WHAT YOU WILL DO: Exact repetition is required: output every record in full.
====== DATA LISTING
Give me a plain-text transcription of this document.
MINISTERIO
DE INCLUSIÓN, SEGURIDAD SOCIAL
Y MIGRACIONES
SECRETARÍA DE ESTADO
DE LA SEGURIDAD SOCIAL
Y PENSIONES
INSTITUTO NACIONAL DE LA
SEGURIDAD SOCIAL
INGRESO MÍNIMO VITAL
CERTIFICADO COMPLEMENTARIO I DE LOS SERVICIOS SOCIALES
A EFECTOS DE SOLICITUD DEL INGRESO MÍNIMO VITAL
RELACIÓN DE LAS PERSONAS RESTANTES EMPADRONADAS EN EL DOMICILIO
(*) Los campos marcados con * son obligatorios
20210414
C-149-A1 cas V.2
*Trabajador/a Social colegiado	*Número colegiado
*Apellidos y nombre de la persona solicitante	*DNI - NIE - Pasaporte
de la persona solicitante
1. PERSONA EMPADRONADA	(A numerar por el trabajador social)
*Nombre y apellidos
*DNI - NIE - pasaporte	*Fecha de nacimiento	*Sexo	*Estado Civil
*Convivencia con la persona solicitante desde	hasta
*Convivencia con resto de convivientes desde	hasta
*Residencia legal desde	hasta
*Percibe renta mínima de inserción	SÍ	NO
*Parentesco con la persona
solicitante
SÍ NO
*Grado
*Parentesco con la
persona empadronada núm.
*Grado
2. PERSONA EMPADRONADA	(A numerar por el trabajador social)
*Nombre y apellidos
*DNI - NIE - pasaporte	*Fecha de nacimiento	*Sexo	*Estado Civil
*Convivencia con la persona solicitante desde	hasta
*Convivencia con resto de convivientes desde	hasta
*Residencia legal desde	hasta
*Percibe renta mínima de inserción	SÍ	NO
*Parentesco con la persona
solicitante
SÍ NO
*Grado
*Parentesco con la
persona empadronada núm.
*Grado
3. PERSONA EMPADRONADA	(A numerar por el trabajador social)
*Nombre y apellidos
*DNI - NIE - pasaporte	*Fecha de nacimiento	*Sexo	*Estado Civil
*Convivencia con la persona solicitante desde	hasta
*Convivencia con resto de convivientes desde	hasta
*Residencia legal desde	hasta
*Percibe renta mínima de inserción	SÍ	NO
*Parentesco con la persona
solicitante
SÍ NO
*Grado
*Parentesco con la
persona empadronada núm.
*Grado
============
ANSWER TO THE EXERCISE:
Give me a plain-text transcription of this document.
MINISTERIO
DE INCLUSIÓN, SEGURIDAD SOCIAL
Y MIGRACIONES
SECRETARÍA DE ESTADO
DE LA SEGURIDAD SOCIAL
Y PENSIONES
INSTITUTO NACIONAL DE LA
SEGURIDAD SOCIAL
INGRESO MÍNIMO VITAL
CERTIFICADO COMPLEMENTARIO I DE LOS SERVICIOS SOCIALES
A EFECTOS DE SOLICITUD DEL INGRESO MÍNIMO VITAL
RELACIÓN DE LAS PERSONAS RESTANTES EMPADRONADAS EN EL DOMICILIO
(*) Los campos marcados con * son obligatorios
20210414
C-149-A1 cas V.2
*Trabajador/a Social colegiado	*Número colegiado
*Apellidos y nombre de la persona solicitante	*DNI - NIE - Pasaporte
de la persona solicitante
1. PERSONA EMPADRONADA	(A numerar por el trabajador social)
*Nombre y apellidos
*DNI - NIE - pasaporte	*Fecha de nacimiento	*Sexo	*Estado Civil
*Convivencia con la persona solicitante desde	hasta
*Convivencia con resto de convivientes desde	hasta
*Residencia legal desde	hasta
*Percibe renta mínima de inserción	SÍ	NO
*Parentesco con la persona
solicitante
SÍ NO
*Grado
*Parentesco con la
persona empadronada núm.
*Grado
2. PERSONA EMPADRONADA	(A numerar por el trabajador social)
*Nombre y apellidos
*DNI - NIE - pasaporte	*Fecha de nacimiento	*Sexo	*Estado Civil
*Convivencia con la persona solicitante desde	hasta
*Convivencia con resto de convivientes desde	hasta
*Residencia legal desde	hasta
*Percibe renta mínima de inserción	SÍ	NO
*Parentesco con la persona
solicitante
SÍ NO
*Grado
*Parentesco con la
persona empadronada núm.
*Grado
3. PERSONA EMPADRONADA	(A numerar por el trabajador social)
*Nombre y apellidos
*DNI - NIE - pasaporte	*Fecha de nacimiento	*Sexo	*Estado Civil
*Convivencia con la persona solicitante desde	hasta
*Convivencia con resto de convivientes desde	hasta
*Residencia legal desde	hasta
*Percibe renta mínima de inserción	SÍ	NO
*Parentesco con la persona
solicitante
SÍ NO
*Grado
*Parentesco con la
persona empadronada núm.
*Grado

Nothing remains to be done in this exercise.